== Exercise task ==
Copy each line of the data below exactly, leaving out pictures.

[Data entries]
+ + +

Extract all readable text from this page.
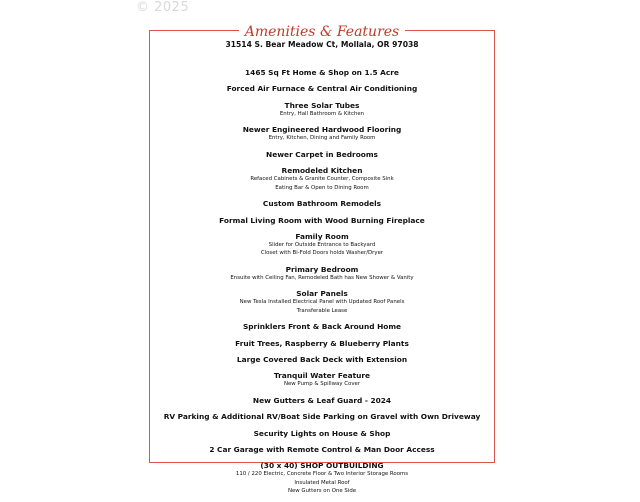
© 2025
Amenities & Features
31514 S. Bear Meadow Ct, Mollala, OR 97038
1465 Sq Ft Home & Shop on 1.5 Acre
Forced Air Furnace & Central Air Conditioning
Three Solar Tubes
Entry, Hall Bathroom & Kitchen
Newer Engineered Hardwood Flooring
Entry, Kitchen, Dining and Family Room
Newer Carpet in Bedrooms
Remodeled Kitchen
Refaced Cabinets & Granite Counter, Composite Sink
Eating Bar & Open to Dining Room
Custom Bathroom Remodels
Formal Living Room with Wood Burning Fireplace
Family Room
Slider for Outside Entrance to Backyard
Closet with Bi-Fold Doors holds Washer/Dryer
Primary Bedroom
Ensuite with Ceiling Fan, Remodeled Bath has New Shower & Vanity
Solar Panels
New Tesla Installed Electrical Panel with Updated Roof Panels
Transferable Lease
Sprinklers Front & Back Around Home
Fruit Trees, Raspberry & Blueberry Plants
Large Covered Back Deck with Extension
Tranquil Water Feature
New Pump & Spillway Cover
New Gutters & Leaf Guard - 2024
RV Parking & Additional RV/Boat Side Parking on Gravel with Own Driveway
Security Lights on House & Shop
2 Car Garage with Remote Control & Man Door Access
(30 x 40) SHOP OUTBUILDING
110 / 220 Electric, Concrete Floor & Two Interior Storage Rooms
Insulated Metal Roof
New Gutters on One Side
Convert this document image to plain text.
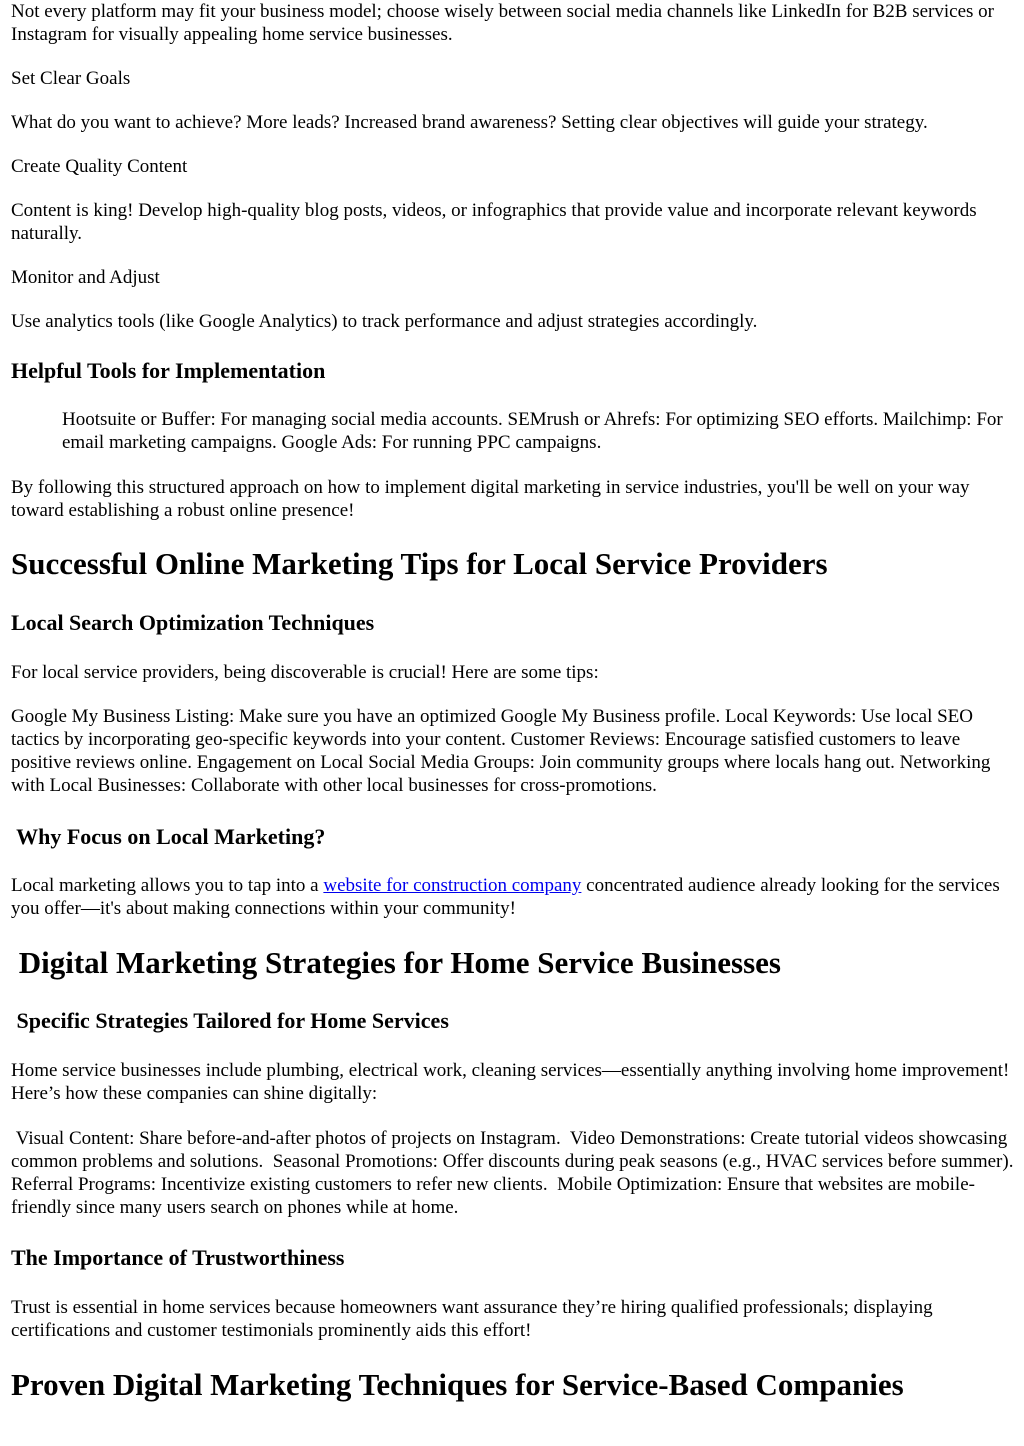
Not every platform may fit your business model; choose wisely between social media channels like LinkedIn for B2B services or Instagram for visually appealing home service businesses.
Set Clear Goals
What do you want to achieve? More leads? Increased brand awareness? Setting clear objectives will guide your strategy.
Create Quality Content
Content is king! Develop high-quality blog posts, videos, or infographics that provide value and incorporate relevant keywords naturally.
Monitor and Adjust
Use analytics tools (like Google Analytics) to track performance and adjust strategies accordingly.
Helpful Tools for Implementation
Hootsuite or Buffer: For managing social media accounts. SEMrush or Ahrefs: For optimizing SEO efforts. Mailchimp: For email marketing campaigns. Google Ads: For running PPC campaigns.
By following this structured approach on how to implement digital marketing in service industries, you'll be well on your way toward establishing a robust online presence!
Successful Online Marketing Tips for Local Service Providers
Local Search Optimization Techniques
For local service providers, being discoverable is crucial! Here are some tips:
Google My Business Listing: Make sure you have an optimized Google My Business profile. Local Keywords: Use local SEO tactics by incorporating geo-specific keywords into your content. Customer Reviews: Encourage satisfied customers to leave positive reviews online. Engagement on Local Social Media Groups: Join community groups where locals hang out. Networking with Local Businesses: Collaborate with other local businesses for cross-promotions.
Why Focus on Local Marketing?
Local marketing allows you to tap into a website for construction company concentrated audience already looking for the services you offer—it's about making connections within your community!
Digital Marketing Strategies for Home Service Businesses
Specific Strategies Tailored for Home Services
Home service businesses include plumbing, electrical work, cleaning services—essentially anything involving home improvement! Here’s how these companies can shine digitally:
Visual Content: Share before-and-after photos of projects on Instagram.  Video Demonstrations: Create tutorial videos showcasing common problems and solutions.  Seasonal Promotions: Offer discounts during peak seasons (e.g., HVAC services before summer).  Referral Programs: Incentivize existing customers to refer new clients.  Mobile Optimization: Ensure that websites are mobile-friendly since many users search on phones while at home.
The Importance of Trustworthiness
Trust is essential in home services because homeowners want assurance they’re hiring qualified professionals; displaying certifications and customer testimonials prominently aids this effort!
Proven Digital Marketing Techniques for Service-Based Companies
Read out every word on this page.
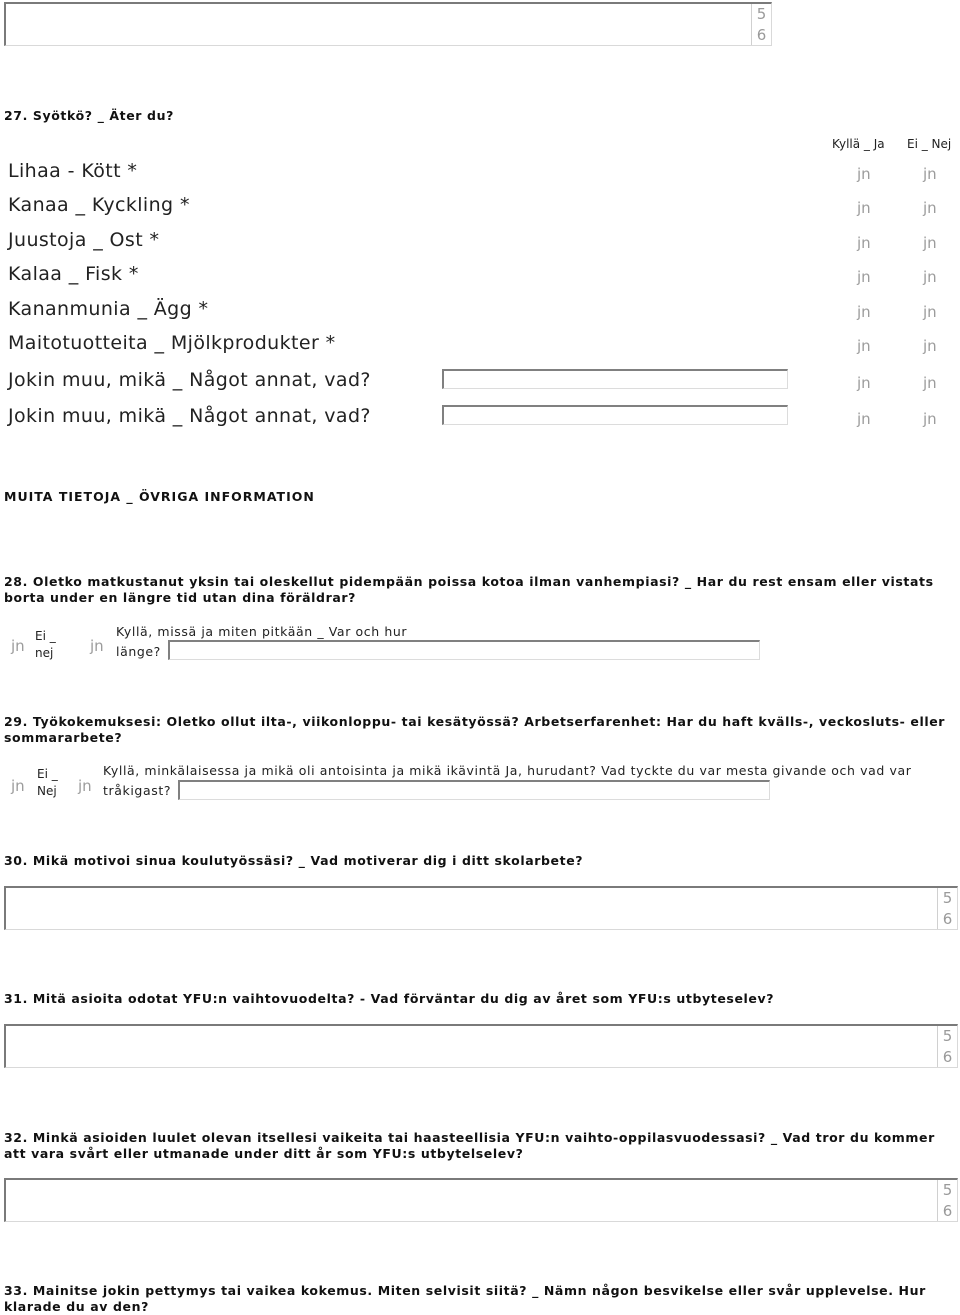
5
6
27. Syötkö? _ Äter du?
Kyllä _ Ja Ei _ Nej
Lihaa - Kött *	jn	jn
Kanaa _ Kyckling *	jn	jn
Juustoja _ Ost *	jn	jn
Kalaa _ Fisk *	jn	jn
Kananmunia _ Ägg *	jn	jn
Maitotuotteita _ Mjölkprodukter *	jn	jn
Jokin muu, mikä _ Något annat, vad?	jn	jn
Jokin muu, mikä _ Något annat, vad?	jn	jn
MUITA TIETOJA _ ÖVRIGA INFORMATION
28. Oletko matkustanut yksin tai oleskellut pidempään poissa kotoa ilman vanhempiasi? _ Har du rest ensam eller vistats borta under en längre tid utan dina föräldrar?
jn
Ei _ nej	jn
Kyllä, missä ja miten pitkään _ Var och hur
länge?
29. Työkokemuksesi: Oletko ollut ilta-, viikonloppu- tai kesätyössä? Arbetserfarenhet: Har du haft kvälls-, veckosluts- eller sommararbete?
jn
Ei _ Nej	jn
Kyllä, minkälaisessa ja mikä oli antoisinta ja mikä ikävintä Ja, hurudant? Vad tyckte du var mesta givande och vad var
tråkigast?
30. Mikä motivoi sinua koulutyössäsi? _ Vad motiverar dig i ditt skolarbete?
5
6
31. Mitä asioita odotat YFU:n vaihtovuodelta? - Vad förväntar du dig av året som YFU:s utbyteselev?
5
6
32. Minkä asioiden luulet olevan itsellesi vaikeita tai haasteellisia YFU:n vaihto-oppilasvuodessasi? _ Vad tror du kommer att vara svårt eller utmanade under ditt år som YFU:s utbytelselev?
5
6
33. Mainitse jokin pettymys tai vaikea kokemus. Miten selvisit siitä? _ Nämn någon besvikelse eller svår upplevelse. Hur klarade du av den?
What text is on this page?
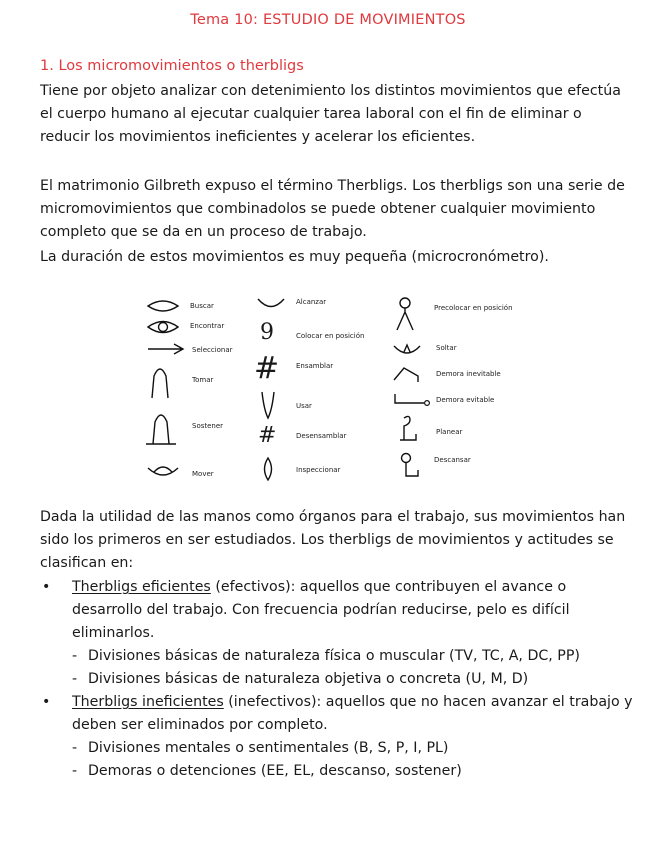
Tema 10: ESTUDIO DE MOVIMIENTOS
1. Los micromovimientos o therbligs

Tiene por objeto analizar con detenimiento los distintos movimientos que efectúa el cuerpo humano al ejecutar cualquier tarea laboral con el fin de eliminar o reducir los movimientos ineficientes y acelerar los eficientes.

El matrimonio Gilbreth expuso el término Therbligs. Los therbligs son una serie de micromovimientos que combinadolos se puede obtener cualquier movimiento completo que se da en un proceso de trabajo.

La duración de estos movimientos es muy pequeña (microcronómetro).

Buscar
Encontrar
Seleccionar
Tomar
Sostener
Mover
Alcanzar
9	Colocar en posición
# Ensamblar
Usar
#	Desensamblar
Inspeccionar
Precolocar en posición
Soltar
Demora inevitable
Demora evitable
Planear
Descansar

Dada la utilidad de las manos como órganos para el trabajo, sus movimientos han sido los primeros en ser estudiados. Los therbligs de movimientos y actitudes se clasifican en:

• Therbligs eficientes (efectivos): aquellos que contribuyen el avance o desarrollo del trabajo. Con frecuencia podrían reducirse, pelo es difícil eliminarlos.
- Divisiones básicas de naturaleza física o muscular (TV, TC, A, DC, PP)
- Divisiones básicas de naturaleza objetiva o concreta (U, M, D)
• Therbligs ineficientes (inefectivos): aquellos que no hacen avanzar el trabajo y deben ser eliminados por completo.
- Divisiones mentales o sentimentales (B, S, P, I, PL)
- Demoras o detenciones (EE, EL, descanso, sostener)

+ + +

== Solved problem ==
Extract all readable text from this page.
© 2025
Amenities & Features
31514 S. Bear Meadow Ct, Mollala, OR 97038
1465 Sq Ft Home & Shop on 1.5 Acre
Forced Air Furnace & Central Air Conditioning
Three Solar Tubes
Entry, Hall Bathroom & Kitchen
Newer Engineered Hardwood Flooring
Entry, Kitchen, Dining and Family Room
Newer Carpet in Bedrooms
Remodeled Kitchen
Refaced Cabinets & Granite Counter, Composite Sink
Eating Bar & Open to Dining Room
Custom Bathroom Remodels
Formal Living Room with Wood Burning Fireplace
Family Room
Slider for Outside Entrance to Backyard
Closet with Bi-Fold Doors holds Washer/Dryer
Primary Bedroom
Ensuite with Ceiling Fan, Remodeled Bath has New Shower & Vanity
Solar Panels
New Tesla Installed Electrical Panel with Updated Roof Panels
Transferable Lease
Sprinklers Front & Back Around Home
Fruit Trees, Raspberry & Blueberry Plants
Large Covered Back Deck with Extension
Tranquil Water Feature
New Pump & Spillway Cover
New Gutters & Leaf Guard - 2024
RV Parking & Additional RV/Boat Side Parking on Gravel with Own Driveway
Security Lights on House & Shop
2 Car Garage with Remote Control & Man Door Access
(30 x 40) SHOP OUTBUILDING
110 / 220 Electric, Concrete Floor & Two Interior Storage Rooms
Insulated Metal Roof
New Gutters on One Side
Convert this document image to plain text.
Not every platform may fit your business model; choose wisely between social media channels like LinkedIn for B2B services or Instagram for visually appealing home service businesses.
Set Clear Goals
What do you want to achieve? More leads? Increased brand awareness? Setting clear objectives will guide your strategy.
Create Quality Content
Content is king! Develop high-quality blog posts, videos, or infographics that provide value and incorporate relevant keywords naturally.
Monitor and Adjust
Use analytics tools (like Google Analytics) to track performance and adjust strategies accordingly.
Helpful Tools for Implementation
Hootsuite or Buffer: For managing social media accounts. SEMrush or Ahrefs: For optimizing SEO efforts. Mailchimp: For email marketing campaigns. Google Ads: For running PPC campaigns.
By following this structured approach on how to implement digital marketing in service industries, you'll be well on your way toward establishing a robust online presence!
Successful Online Marketing Tips for Local Service Providers
Local Search Optimization Techniques
For local service providers, being discoverable is crucial! Here are some tips:
Google My Business Listing: Make sure you have an optimized Google My Business profile. Local Keywords: Use local SEO tactics by incorporating geo-specific keywords into your content. Customer Reviews: Encourage satisfied customers to leave positive reviews online. Engagement on Local Social Media Groups: Join community groups where locals hang out. Networking with Local Businesses: Collaborate with other local businesses for cross-promotions.
Why Focus on Local Marketing?
Local marketing allows you to tap into a website for construction company concentrated audience already looking for the services you offer—it's about making connections within your community!
Digital Marketing Strategies for Home Service Businesses
Specific Strategies Tailored for Home Services
Home service businesses include plumbing, electrical work, cleaning services—essentially anything involving home improvement! Here’s how these companies can shine digitally:
Visual Content: Share before-and-after photos of projects on Instagram.  Video Demonstrations: Create tutorial videos showcasing common problems and solutions.  Seasonal Promotions: Offer discounts during peak seasons (e.g., HVAC services before summer).  Referral Programs: Incentivize existing customers to refer new clients.  Mobile Optimization: Ensure that websites are mobile-friendly since many users search on phones while at home.
The Importance of Trustworthiness
Trust is essential in home services because homeowners want assurance they’re hiring qualified professionals; displaying certifications and customer testimonials prominently aids this effort!
Proven Digital Marketing Techniques for Service-Based Companies
Read out every word on this page.
5
6
27. Syötkö? _ Äter du?
Kyllä _ Ja Ei _ Nej
Lihaa - Kött *	jn	jn
Kanaa _ Kyckling *	jn	jn
Juustoja _ Ost *	jn	jn
Kalaa _ Fisk *	jn	jn
Kananmunia _ Ägg *	jn	jn
Maitotuotteita _ Mjölkprodukter *	jn	jn
Jokin muu, mikä _ Något annat, vad?	jn	jn
Jokin muu, mikä _ Något annat, vad?	jn	jn
MUITA TIETOJA _ ÖVRIGA INFORMATION
28. Oletko matkustanut yksin tai oleskellut pidempään poissa kotoa ilman vanhempiasi? _ Har du rest ensam eller vistats borta under en längre tid utan dina föräldrar?
jn
Ei _ nej	jn
Kyllä, missä ja miten pitkään _ Var och hur
länge?
29. Työkokemuksesi: Oletko ollut ilta-, viikonloppu- tai kesätyössä? Arbetserfarenhet: Har du haft kvälls-, veckosluts- eller sommararbete?
jn
Ei _ Nej	jn
Kyllä, minkälaisessa ja mikä oli antoisinta ja mikä ikävintä Ja, hurudant? Vad tyckte du var mesta givande och vad var
tråkigast?
30. Mikä motivoi sinua koulutyössäsi? _ Vad motiverar dig i ditt skolarbete?
5
6
31. Mitä asioita odotat YFU:n vaihtovuodelta? - Vad förväntar du dig av året som YFU:s utbyteselev?
5
6
32. Minkä asioiden luulet olevan itsellesi vaikeita tai haasteellisia YFU:n vaihto-oppilasvuodessasi? _ Vad tror du kommer att vara svårt eller utmanade under ditt år som YFU:s utbytelselev?
5
6
33. Mainitse jokin pettymys tai vaikea kokemus. Miten selvisit siitä? _ Nämn någon besvikelse eller svår upplevelse. Hur klarade du av den?
What text is on this page?
Tema 10: ESTUDIO DE MOVIMIENTOS
1. Los micromovimientos o therbligs

Tiene por objeto analizar con detenimiento los distintos movimientos que efectúa el cuerpo humano al ejecutar cualquier tarea laboral con el fin de eliminar o reducir los movimientos ineficientes y acelerar los eficientes.

El matrimonio Gilbreth expuso el término Therbligs. Los therbligs son una serie de micromovimientos que combinadolos se puede obtener cualquier movimiento completo que se da en un proceso de trabajo.

La duración de estos movimientos es muy pequeña (microcronómetro).

Buscar
Encontrar
Seleccionar
Tomar
Sostener
Mover
Alcanzar
9	Colocar en posición
# Ensamblar
Usar
#	Desensamblar
Inspeccionar
Precolocar en posición
Soltar
Demora inevitable
Demora evitable
Planear
Descansar

Dada la utilidad de las manos como órganos para el trabajo, sus movimientos han sido los primeros en ser estudiados. Los therbligs de movimientos y actitudes se clasifican en:

• Therbligs eficientes (efectivos): aquellos que contribuyen el avance o desarrollo del trabajo. Con frecuencia podrían reducirse, pelo es difícil eliminarlos.
- Divisiones básicas de naturaleza física o muscular (TV, TC, A, DC, PP)
- Divisiones básicas de naturaleza objetiva o concreta (U, M, D)
• Therbligs ineficientes (inefectivos): aquellos que no hacen avanzar el trabajo y deben ser eliminados por completo.
- Divisiones mentales o sentimentales (B, S, P, I, PL)
- Demoras o detenciones (EE, EL, descanso, sostener)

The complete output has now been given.